_Data rows_
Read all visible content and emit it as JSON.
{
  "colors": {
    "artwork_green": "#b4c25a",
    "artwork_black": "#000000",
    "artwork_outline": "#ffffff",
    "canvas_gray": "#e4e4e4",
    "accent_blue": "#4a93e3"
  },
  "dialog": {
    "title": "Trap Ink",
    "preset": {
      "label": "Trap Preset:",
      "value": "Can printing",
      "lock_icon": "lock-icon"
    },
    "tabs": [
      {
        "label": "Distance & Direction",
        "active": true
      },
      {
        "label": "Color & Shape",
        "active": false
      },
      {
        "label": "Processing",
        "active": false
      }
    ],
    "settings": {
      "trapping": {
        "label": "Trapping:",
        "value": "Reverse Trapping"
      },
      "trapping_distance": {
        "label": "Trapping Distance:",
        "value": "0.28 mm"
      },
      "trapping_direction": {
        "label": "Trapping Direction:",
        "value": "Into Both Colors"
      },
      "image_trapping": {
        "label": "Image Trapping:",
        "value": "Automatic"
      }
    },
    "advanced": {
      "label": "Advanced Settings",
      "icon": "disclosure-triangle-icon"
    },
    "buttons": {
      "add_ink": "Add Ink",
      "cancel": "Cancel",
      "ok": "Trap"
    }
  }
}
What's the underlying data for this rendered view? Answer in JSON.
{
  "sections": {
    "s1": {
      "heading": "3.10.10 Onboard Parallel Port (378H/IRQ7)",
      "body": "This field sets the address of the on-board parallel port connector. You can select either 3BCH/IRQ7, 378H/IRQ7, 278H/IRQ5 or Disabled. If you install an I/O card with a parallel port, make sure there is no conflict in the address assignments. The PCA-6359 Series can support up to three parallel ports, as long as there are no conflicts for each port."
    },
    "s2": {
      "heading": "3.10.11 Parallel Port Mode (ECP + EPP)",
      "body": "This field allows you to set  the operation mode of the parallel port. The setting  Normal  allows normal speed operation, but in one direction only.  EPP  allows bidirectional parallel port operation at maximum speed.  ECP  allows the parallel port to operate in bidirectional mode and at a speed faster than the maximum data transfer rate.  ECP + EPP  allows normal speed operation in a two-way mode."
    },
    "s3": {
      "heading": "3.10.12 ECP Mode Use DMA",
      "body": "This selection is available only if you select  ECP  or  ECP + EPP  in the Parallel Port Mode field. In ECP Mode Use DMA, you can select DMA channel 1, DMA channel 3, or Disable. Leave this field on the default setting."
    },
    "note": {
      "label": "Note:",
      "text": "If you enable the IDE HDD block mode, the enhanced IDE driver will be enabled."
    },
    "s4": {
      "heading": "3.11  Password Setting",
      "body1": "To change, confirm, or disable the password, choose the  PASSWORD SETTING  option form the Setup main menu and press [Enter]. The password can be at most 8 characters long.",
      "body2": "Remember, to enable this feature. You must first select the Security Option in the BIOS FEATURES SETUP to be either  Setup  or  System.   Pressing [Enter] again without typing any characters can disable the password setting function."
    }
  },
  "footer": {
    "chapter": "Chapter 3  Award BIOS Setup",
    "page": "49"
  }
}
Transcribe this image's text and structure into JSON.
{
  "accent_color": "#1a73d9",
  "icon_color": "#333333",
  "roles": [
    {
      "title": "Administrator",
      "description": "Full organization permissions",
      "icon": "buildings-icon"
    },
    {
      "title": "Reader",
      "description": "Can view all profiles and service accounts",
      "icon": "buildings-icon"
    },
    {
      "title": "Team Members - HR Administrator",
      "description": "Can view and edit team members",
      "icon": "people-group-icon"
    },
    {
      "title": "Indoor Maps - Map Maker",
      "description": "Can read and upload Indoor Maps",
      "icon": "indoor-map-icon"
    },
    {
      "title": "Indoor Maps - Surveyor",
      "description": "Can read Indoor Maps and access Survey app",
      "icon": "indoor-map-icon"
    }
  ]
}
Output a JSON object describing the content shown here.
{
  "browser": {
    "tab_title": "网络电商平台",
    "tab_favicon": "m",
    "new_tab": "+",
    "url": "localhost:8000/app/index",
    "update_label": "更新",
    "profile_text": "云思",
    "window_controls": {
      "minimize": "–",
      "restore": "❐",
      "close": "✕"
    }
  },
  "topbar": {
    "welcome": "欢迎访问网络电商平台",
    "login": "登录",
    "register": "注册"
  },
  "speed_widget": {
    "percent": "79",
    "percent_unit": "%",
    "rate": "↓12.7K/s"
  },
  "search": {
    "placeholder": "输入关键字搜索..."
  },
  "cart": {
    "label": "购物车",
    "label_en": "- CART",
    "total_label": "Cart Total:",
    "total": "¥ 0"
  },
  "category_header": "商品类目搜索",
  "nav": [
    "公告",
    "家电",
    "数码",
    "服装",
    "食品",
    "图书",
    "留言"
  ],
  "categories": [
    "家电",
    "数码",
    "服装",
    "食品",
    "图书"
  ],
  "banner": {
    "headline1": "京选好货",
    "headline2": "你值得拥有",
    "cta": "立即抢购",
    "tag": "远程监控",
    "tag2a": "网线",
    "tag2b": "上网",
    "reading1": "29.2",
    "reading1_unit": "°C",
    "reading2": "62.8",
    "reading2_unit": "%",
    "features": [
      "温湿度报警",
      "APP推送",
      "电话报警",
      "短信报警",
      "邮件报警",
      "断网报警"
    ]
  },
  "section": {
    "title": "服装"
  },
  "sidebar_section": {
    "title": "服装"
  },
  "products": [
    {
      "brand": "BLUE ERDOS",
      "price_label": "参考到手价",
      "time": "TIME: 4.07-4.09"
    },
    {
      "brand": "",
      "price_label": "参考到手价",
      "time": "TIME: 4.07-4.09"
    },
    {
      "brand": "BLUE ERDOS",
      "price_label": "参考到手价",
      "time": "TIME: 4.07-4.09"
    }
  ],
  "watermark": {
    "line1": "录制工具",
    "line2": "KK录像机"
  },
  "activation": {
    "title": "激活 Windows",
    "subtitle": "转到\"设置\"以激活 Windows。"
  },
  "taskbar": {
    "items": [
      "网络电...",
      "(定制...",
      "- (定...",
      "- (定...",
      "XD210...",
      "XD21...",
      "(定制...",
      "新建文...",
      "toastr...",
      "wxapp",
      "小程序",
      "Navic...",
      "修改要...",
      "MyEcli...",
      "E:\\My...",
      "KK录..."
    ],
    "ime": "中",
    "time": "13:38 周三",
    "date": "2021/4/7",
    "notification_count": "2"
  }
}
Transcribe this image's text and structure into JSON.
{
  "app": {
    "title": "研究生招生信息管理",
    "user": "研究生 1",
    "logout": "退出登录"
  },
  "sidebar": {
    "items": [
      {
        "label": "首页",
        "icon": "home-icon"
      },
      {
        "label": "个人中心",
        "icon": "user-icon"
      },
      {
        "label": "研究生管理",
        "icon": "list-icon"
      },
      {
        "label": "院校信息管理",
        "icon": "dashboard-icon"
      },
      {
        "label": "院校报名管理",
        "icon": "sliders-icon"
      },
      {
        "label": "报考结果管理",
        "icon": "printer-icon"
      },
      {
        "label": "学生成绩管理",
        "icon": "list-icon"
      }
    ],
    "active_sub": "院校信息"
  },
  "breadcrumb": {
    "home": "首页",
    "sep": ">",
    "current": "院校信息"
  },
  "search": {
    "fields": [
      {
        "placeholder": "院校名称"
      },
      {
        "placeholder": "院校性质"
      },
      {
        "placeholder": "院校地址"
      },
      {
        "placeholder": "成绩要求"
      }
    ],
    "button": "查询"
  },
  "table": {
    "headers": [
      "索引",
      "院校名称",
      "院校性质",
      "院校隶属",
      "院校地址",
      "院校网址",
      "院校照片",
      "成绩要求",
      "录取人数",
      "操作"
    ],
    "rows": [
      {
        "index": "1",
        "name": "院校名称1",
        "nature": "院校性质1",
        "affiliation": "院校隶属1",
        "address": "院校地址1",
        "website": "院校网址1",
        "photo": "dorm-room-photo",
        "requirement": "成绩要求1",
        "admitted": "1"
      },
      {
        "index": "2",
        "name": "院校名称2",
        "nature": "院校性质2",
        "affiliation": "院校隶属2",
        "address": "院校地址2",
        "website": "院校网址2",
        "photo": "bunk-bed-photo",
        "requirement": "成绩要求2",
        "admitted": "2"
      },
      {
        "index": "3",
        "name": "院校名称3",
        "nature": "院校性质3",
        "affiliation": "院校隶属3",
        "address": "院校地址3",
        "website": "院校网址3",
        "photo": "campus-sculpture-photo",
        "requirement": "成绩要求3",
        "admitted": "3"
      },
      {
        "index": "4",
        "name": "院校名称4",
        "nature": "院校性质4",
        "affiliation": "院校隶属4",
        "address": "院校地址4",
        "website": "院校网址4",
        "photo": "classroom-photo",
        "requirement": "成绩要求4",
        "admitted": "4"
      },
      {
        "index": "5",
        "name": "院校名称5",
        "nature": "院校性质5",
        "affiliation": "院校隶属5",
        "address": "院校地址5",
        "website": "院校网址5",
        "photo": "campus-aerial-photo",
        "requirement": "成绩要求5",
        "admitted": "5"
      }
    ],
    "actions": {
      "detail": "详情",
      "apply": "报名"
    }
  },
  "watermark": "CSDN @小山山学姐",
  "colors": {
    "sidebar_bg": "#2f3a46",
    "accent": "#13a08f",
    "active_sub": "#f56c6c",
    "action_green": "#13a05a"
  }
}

_Do this_
Show every line in the records above that contains the word "content".

_Exercise output_
Read all visible content and emit it as JSON.
Output a JSON object describing the content shown here.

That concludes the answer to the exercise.